> [Extracted data entries]
▬▬▬▬▬▬▬▬▬▬

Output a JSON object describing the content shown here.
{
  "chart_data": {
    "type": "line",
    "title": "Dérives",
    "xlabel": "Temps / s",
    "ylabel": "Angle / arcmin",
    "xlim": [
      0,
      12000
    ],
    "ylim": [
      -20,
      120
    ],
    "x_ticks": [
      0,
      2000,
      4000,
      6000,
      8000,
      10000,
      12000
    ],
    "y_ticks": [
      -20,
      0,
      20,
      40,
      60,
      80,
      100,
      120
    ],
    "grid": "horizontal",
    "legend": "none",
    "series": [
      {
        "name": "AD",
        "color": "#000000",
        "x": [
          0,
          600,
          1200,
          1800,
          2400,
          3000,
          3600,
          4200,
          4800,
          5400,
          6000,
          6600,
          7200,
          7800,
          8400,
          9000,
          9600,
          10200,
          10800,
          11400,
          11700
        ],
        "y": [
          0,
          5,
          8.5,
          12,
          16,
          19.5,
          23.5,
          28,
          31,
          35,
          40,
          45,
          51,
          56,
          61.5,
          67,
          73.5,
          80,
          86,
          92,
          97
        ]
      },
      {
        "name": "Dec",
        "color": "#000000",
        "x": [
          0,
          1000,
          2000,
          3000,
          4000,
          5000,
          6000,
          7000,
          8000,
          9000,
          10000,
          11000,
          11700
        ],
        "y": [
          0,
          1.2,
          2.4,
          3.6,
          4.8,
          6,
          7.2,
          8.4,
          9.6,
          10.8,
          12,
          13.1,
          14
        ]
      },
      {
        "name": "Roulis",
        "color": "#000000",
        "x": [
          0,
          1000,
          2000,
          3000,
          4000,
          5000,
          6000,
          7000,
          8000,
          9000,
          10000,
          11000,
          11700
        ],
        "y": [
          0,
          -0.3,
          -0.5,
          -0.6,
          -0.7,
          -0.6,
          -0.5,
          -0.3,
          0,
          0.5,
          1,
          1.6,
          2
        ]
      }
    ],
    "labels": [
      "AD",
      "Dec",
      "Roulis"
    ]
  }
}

▬▬▬▬▬▬▬▬▬▬

Write out the data exactly as it stands.

Output a JSON object describing the content shown here.
{
  "chart_data": {
    "type": "line",
    "title": "Dérives",
    "xlabel": "Temps / s",
    "ylabel": "Angle / arcmin",
    "xlim": [
      0,
      12000
    ],
    "ylim": [
      -20,
      120
    ],
    "x_ticks": [
      0,
      2000,
      4000,
      6000,
      8000,
      10000,
      12000
    ],
    "y_ticks": [
      -20,
      0,
      20,
      40,
      60,
      80,
      100,
      120
    ],
    "grid": "horizontal",
    "legend": "none",
    "series": [
      {
        "name": "AD",
        "color": "#000000",
        "x": [
          0,
          600,
          1200,
          1800,
          2400,
          3000,
          3600,
          4200,
          4800,
          5400,
          6000,
          6600,
          7200,
          7800,
          8400,
          9000,
          9600,
          10200,
          10800,
          11400,
          11700
        ],
        "y": [
          0,
          5,
          8.5,
          12,
          16,
          19.5,
          23.5,
          28,
          31,
          35,
          40,
          45,
          51,
          56,
          61.5,
          67,
          73.5,
          80,
          86,
          92,
          97
        ]
      },
      {
        "name": "Dec",
        "color": "#000000",
        "x": [
          0,
          1000,
          2000,
          3000,
          4000,
          5000,
          6000,
          7000,
          8000,
          9000,
          10000,
          11000,
          11700
        ],
        "y": [
          0,
          1.2,
          2.4,
          3.6,
          4.8,
          6,
          7.2,
          8.4,
          9.6,
          10.8,
          12,
          13.1,
          14
        ]
      },
      {
        "name": "Roulis",
        "color": "#000000",
        "x": [
          0,
          1000,
          2000,
          3000,
          4000,
          5000,
          6000,
          7000,
          8000,
          9000,
          10000,
          11000,
          11700
        ],
        "y": [
          0,
          -0.3,
          -0.5,
          -0.6,
          -0.7,
          -0.6,
          -0.5,
          -0.3,
          0,
          0.5,
          1,
          1.6,
          2
        ]
      }
    ],
    "labels": [
      "AD",
      "Dec",
      "Roulis"
    ]
  }
}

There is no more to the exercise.